-- Start STORED DATA --

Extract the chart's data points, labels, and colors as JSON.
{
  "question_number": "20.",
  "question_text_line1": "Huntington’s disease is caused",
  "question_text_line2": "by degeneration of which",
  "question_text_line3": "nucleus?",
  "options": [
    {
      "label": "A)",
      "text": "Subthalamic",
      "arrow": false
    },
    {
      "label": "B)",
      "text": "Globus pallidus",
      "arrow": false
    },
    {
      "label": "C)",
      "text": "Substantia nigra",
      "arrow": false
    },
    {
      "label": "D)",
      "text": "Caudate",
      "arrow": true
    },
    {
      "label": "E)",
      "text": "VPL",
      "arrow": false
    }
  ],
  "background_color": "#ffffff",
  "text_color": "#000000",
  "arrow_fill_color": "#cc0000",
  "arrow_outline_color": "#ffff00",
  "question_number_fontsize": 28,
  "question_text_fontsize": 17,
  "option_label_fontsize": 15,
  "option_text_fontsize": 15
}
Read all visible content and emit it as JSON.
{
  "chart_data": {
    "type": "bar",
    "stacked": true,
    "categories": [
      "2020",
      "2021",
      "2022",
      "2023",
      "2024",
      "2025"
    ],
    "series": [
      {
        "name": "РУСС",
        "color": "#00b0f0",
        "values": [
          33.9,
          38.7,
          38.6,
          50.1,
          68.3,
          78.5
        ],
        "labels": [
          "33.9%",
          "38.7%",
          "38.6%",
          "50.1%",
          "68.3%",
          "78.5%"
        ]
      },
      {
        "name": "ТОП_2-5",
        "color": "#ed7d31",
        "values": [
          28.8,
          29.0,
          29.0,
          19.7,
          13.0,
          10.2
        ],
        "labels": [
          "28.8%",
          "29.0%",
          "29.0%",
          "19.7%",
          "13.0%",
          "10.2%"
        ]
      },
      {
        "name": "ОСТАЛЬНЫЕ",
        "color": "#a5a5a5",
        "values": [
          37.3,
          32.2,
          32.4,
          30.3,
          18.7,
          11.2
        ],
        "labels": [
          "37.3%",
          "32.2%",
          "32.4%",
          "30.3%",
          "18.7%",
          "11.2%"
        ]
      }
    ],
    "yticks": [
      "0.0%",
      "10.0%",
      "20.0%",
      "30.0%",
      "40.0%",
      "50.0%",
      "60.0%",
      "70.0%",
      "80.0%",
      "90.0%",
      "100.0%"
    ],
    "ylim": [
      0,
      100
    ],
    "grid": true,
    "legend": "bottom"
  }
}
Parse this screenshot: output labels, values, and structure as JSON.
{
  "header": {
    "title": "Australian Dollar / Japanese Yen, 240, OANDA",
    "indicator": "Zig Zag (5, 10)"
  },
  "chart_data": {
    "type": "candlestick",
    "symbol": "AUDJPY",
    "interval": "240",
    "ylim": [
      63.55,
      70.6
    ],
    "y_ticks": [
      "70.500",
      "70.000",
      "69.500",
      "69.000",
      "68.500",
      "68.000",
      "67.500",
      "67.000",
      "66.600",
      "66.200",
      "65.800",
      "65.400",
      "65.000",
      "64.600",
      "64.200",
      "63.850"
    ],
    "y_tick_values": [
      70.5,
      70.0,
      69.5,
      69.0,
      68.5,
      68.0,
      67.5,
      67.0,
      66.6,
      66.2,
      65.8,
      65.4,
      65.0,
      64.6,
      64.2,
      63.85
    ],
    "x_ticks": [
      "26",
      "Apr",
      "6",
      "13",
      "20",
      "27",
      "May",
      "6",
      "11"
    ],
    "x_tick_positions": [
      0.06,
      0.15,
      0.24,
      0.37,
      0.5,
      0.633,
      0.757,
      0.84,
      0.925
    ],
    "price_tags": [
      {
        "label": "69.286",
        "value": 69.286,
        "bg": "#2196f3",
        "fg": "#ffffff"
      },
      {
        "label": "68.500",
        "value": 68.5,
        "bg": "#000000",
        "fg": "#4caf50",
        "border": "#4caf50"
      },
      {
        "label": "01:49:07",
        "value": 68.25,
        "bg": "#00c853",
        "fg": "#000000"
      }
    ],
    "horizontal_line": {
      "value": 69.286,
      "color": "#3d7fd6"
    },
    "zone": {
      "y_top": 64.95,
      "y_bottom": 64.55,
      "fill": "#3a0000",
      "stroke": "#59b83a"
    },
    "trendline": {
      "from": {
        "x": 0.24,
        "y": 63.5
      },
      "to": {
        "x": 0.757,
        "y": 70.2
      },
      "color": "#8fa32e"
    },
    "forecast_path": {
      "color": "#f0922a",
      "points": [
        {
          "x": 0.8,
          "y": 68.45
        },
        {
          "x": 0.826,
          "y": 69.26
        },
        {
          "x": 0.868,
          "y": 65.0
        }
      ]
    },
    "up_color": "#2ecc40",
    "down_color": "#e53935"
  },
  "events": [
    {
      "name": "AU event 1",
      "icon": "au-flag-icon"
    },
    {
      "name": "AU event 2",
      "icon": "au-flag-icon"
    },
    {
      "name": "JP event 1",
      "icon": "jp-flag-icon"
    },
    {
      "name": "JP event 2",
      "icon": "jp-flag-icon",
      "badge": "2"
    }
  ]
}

-- End STORED DATA --

__WORK TO COMPLETE__: Return from the data every line that holds "JSON".

__EXERCISE OUTPUT__:
Extract the chart's data points, labels, and colors as JSON.
Read all visible content and emit it as JSON.
Parse this screenshot: output labels, values, and structure as JSON.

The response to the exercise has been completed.